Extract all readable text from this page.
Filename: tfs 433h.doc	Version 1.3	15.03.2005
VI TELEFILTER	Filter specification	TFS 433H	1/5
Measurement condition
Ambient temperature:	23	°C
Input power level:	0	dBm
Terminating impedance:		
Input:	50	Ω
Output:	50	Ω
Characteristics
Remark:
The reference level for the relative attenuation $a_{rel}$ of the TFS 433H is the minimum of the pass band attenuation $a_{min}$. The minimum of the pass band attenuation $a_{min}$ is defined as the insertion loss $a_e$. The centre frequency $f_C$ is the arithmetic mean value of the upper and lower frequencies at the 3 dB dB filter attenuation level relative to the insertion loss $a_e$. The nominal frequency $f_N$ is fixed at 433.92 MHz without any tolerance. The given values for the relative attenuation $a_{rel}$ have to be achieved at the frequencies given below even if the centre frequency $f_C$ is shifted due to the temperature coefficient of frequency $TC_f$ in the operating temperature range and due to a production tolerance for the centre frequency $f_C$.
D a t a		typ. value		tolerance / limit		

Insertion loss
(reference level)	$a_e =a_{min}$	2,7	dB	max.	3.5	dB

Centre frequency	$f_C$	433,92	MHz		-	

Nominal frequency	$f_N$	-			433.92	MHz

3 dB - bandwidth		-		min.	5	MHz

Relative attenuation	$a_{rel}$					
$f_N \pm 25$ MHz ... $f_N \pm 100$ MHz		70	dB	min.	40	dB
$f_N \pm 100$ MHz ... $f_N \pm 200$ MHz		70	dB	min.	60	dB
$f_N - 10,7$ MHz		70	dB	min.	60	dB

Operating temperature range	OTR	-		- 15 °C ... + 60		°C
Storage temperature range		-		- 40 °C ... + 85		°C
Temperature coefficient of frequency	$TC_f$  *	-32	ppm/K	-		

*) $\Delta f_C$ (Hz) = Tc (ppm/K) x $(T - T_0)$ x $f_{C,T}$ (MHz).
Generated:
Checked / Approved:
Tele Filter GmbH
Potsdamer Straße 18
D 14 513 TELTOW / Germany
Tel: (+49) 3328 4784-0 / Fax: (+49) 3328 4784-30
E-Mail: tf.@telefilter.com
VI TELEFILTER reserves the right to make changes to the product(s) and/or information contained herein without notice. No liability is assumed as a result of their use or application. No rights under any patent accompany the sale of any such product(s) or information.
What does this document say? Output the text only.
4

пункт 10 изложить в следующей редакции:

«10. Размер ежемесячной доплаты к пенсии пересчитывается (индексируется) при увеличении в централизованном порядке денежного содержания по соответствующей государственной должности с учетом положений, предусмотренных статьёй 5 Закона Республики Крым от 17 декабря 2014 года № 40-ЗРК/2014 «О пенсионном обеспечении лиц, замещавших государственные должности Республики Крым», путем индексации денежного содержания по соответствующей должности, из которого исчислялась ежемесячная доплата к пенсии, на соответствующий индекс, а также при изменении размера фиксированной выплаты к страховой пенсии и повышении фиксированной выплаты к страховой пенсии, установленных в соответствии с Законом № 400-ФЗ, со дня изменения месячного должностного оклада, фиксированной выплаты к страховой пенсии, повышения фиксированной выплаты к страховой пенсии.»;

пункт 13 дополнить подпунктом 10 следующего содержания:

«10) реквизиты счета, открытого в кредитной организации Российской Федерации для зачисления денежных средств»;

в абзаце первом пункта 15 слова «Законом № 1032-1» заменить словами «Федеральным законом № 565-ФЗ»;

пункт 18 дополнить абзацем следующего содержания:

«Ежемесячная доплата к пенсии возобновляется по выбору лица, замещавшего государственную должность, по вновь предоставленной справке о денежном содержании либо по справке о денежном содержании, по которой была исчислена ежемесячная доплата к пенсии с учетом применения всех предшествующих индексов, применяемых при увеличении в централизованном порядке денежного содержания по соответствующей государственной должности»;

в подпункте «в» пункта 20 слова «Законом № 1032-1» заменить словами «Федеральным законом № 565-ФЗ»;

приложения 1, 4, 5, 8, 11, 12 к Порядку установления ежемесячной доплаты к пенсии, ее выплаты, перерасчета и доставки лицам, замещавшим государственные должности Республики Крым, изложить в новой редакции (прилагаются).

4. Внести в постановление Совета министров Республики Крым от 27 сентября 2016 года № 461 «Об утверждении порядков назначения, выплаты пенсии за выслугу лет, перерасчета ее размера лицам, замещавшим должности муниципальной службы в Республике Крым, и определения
- - -
## Goal
Write out every line of the listing that holds the word "слова".

## Exercise response
в абзаце первом пункта 15 слова «Законом № 1032-1» заменить словами «Федеральным законом № 565-ФЗ»;
в подпункте «в» пункта 20 слова «Законом № 1032-1» заменить словами «Федеральным законом № 565-ФЗ»;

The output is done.